* **Given task**
Which rows below contain the word "know"? Gather them and copy each one out in full.

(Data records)
########

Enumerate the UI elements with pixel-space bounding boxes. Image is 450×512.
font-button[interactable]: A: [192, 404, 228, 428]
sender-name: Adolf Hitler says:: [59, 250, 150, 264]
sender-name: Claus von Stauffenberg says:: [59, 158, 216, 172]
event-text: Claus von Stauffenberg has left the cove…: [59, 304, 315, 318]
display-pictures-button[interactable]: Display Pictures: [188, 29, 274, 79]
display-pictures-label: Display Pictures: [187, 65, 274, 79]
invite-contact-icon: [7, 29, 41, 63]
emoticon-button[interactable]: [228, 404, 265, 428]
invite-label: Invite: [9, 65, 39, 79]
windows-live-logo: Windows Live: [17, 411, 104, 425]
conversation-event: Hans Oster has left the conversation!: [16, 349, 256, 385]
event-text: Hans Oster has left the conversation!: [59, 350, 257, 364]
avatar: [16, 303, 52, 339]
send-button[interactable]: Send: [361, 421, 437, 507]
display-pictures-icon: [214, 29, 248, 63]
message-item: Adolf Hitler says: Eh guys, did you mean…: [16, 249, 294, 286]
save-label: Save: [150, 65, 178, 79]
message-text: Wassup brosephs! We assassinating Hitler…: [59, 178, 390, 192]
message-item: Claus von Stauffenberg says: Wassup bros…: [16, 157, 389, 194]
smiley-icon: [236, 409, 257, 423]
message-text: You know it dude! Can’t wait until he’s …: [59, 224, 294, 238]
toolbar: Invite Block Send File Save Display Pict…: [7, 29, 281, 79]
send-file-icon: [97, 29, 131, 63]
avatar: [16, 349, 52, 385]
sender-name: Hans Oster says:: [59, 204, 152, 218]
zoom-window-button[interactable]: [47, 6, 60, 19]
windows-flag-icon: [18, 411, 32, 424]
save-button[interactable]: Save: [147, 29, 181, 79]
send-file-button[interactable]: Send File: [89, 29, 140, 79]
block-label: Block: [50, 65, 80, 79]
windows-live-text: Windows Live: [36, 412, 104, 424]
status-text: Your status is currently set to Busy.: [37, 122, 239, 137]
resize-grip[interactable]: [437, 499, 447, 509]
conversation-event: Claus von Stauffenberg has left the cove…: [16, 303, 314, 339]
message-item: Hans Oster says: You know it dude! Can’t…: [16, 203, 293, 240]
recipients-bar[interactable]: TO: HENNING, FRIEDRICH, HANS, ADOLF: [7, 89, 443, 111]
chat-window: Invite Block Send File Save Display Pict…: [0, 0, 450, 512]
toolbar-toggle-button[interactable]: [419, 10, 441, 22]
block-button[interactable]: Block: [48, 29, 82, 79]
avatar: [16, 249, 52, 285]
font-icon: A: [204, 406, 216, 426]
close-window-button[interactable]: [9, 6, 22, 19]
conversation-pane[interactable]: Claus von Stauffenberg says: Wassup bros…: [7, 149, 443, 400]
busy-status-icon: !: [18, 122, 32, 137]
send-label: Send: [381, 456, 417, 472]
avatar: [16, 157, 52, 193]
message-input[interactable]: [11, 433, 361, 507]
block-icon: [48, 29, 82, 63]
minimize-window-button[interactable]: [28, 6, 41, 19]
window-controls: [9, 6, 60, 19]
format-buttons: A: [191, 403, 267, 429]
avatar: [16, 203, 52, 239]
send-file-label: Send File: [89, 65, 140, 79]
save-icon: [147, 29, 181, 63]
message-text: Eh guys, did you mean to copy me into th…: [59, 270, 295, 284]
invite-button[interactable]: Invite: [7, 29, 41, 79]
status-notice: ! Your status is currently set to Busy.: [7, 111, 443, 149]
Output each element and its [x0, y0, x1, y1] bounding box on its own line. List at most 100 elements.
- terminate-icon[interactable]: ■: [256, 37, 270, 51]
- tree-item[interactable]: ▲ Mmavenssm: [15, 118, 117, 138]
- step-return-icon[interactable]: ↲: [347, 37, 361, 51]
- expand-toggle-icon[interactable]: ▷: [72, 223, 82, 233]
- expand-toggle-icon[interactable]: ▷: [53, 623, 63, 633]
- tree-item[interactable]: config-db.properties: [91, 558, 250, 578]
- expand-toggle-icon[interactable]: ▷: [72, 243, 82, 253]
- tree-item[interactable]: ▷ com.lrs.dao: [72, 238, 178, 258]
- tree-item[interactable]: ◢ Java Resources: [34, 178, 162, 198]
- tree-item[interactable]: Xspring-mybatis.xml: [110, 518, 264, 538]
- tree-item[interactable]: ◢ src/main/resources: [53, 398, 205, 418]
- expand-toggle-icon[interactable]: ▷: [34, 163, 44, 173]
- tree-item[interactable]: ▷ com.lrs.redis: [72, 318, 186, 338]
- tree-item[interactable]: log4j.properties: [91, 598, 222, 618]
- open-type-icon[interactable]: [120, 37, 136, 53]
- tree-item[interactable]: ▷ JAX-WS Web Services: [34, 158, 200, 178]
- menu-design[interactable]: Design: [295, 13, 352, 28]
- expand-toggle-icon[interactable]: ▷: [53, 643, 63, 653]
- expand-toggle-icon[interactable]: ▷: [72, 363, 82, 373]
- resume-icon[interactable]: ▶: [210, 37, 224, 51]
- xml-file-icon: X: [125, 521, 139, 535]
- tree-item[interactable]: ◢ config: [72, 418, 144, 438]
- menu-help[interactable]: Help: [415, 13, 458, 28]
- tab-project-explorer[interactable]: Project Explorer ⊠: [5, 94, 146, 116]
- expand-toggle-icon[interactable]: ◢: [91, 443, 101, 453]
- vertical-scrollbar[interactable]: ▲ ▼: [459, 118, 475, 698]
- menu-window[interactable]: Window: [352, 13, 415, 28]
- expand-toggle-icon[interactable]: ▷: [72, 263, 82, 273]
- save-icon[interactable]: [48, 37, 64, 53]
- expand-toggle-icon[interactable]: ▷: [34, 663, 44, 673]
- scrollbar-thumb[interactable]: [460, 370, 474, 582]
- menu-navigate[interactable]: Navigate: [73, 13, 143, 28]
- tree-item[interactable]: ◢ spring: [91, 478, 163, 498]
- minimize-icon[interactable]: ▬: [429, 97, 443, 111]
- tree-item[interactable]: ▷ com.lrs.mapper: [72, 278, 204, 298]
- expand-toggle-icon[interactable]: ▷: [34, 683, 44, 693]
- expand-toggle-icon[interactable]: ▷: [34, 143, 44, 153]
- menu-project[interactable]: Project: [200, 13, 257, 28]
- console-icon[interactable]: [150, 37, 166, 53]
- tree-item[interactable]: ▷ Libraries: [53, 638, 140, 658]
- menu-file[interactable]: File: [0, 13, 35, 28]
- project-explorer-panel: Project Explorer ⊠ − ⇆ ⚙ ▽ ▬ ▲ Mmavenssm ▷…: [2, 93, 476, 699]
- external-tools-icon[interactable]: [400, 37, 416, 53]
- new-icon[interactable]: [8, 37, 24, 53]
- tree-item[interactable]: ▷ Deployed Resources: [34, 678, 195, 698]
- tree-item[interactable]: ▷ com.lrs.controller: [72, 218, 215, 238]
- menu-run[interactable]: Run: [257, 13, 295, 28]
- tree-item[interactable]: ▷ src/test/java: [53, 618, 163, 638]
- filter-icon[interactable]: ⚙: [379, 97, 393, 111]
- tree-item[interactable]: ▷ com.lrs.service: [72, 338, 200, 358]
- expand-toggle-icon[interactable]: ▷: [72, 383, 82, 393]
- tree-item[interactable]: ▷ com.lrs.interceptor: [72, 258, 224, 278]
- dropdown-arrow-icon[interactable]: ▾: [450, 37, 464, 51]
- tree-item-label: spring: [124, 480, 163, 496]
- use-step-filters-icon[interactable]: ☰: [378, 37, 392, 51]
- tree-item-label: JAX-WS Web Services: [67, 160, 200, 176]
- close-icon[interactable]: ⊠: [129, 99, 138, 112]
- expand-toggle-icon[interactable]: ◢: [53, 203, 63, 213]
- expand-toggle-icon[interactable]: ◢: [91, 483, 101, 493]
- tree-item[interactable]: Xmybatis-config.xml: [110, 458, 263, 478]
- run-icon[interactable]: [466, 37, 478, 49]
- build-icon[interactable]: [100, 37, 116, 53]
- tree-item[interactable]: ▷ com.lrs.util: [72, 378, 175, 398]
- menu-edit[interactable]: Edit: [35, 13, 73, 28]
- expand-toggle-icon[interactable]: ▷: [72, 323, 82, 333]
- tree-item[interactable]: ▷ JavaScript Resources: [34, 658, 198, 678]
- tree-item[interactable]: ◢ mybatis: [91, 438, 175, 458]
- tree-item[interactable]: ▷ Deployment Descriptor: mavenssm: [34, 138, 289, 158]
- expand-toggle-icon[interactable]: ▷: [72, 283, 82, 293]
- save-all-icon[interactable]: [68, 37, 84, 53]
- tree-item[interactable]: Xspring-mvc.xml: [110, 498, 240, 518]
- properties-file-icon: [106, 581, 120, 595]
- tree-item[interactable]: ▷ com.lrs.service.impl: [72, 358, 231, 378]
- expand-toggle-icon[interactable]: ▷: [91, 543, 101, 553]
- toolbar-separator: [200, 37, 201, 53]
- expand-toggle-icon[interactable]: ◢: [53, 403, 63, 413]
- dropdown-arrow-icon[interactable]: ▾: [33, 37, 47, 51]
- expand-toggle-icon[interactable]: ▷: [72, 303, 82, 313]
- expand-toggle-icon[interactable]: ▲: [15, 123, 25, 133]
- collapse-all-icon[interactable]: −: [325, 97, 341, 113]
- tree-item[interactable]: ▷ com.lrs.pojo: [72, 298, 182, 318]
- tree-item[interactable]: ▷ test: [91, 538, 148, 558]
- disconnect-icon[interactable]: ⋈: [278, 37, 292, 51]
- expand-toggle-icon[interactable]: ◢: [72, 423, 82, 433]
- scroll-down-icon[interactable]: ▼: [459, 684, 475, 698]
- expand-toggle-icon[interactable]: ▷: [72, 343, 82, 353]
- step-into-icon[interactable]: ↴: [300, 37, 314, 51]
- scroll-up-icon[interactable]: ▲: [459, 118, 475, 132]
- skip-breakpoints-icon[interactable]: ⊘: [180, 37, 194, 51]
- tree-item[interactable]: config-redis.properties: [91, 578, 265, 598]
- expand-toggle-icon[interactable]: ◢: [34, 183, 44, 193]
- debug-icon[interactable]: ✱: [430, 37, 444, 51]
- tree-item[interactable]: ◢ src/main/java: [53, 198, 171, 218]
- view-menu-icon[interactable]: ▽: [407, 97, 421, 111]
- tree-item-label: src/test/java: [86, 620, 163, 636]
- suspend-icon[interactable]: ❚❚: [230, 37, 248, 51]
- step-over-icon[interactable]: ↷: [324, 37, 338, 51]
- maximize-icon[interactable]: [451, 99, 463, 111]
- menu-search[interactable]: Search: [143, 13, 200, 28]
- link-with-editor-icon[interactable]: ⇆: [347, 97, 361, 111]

########

* **Response to this task**
message-text: You know it dude! Can’t wait until he’s …: [59, 224, 294, 238]
message-item: Hans Oster says: You know it dude! Can’t…: [16, 203, 293, 240]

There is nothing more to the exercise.